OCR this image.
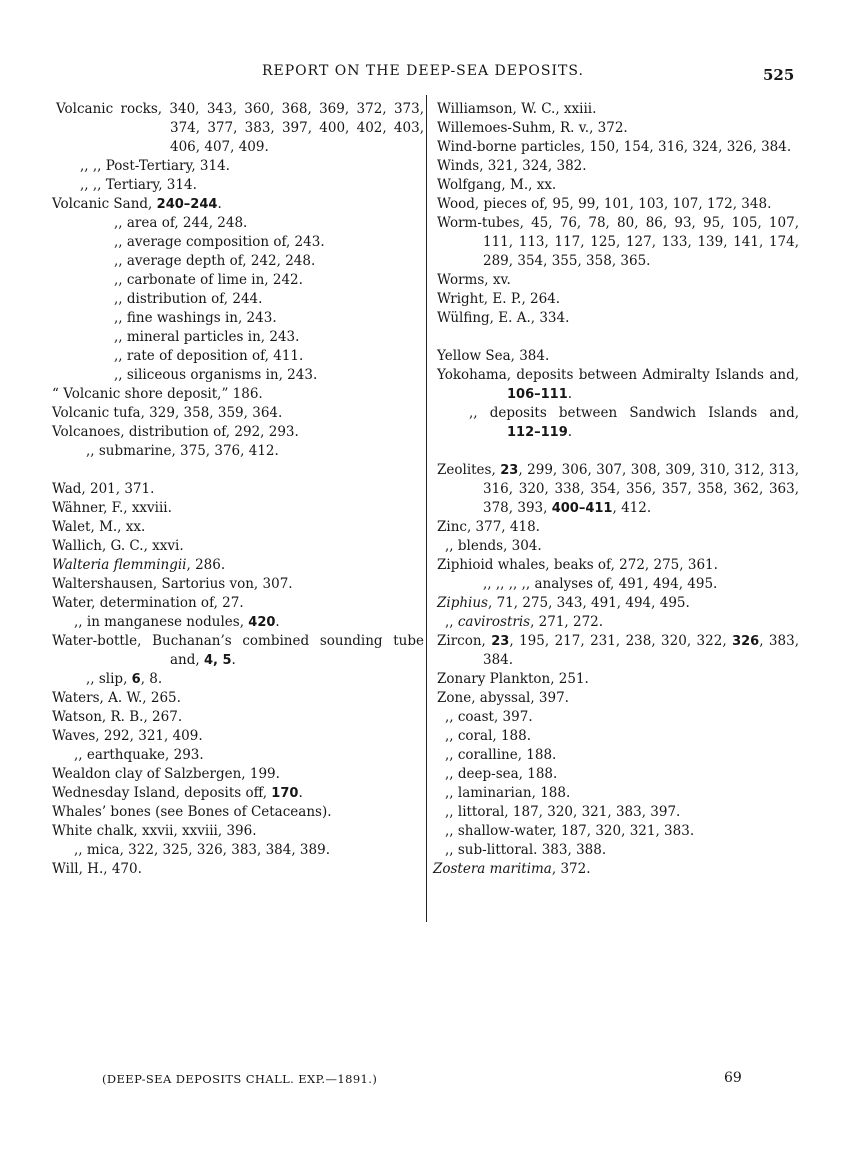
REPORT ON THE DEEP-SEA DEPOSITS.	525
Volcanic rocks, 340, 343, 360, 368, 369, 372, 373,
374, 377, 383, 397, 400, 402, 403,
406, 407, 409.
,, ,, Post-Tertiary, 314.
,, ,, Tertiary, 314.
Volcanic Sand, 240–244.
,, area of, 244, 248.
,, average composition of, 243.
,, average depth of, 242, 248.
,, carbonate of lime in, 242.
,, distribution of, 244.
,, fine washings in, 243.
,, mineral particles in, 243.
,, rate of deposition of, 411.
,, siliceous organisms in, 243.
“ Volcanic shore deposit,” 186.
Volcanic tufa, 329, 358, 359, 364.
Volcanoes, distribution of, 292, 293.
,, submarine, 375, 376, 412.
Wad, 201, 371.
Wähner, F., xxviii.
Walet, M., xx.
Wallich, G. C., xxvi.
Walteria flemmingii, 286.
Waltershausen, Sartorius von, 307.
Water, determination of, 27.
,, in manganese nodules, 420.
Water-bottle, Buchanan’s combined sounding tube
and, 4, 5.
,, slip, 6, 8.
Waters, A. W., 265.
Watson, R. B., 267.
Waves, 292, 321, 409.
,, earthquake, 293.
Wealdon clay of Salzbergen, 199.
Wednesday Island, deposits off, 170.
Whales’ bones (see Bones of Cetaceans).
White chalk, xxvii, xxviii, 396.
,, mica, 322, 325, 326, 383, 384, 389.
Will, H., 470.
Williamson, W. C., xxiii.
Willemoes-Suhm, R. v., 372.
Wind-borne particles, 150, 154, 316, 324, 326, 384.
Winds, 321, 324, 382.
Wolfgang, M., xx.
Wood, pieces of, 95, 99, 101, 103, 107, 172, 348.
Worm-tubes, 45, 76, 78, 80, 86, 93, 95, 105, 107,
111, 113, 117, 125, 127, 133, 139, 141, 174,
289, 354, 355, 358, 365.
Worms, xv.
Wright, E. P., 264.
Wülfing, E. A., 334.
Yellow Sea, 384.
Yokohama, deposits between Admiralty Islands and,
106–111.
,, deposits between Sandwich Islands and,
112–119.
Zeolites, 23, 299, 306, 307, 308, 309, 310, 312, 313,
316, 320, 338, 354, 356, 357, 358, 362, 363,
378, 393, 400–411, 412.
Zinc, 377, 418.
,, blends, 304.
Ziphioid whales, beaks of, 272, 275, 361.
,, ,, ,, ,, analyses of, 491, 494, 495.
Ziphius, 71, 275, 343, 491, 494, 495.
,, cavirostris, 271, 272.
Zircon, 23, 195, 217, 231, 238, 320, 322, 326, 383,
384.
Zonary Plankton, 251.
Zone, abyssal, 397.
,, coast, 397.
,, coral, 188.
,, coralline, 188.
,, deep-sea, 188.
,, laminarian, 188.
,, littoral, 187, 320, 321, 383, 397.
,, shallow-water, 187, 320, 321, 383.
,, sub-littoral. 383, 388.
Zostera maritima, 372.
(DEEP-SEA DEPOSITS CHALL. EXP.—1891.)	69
* * * * * * *
Written exercise =
How many lines in the records above hold the word "Islands"? Give only the number.

Task output =
2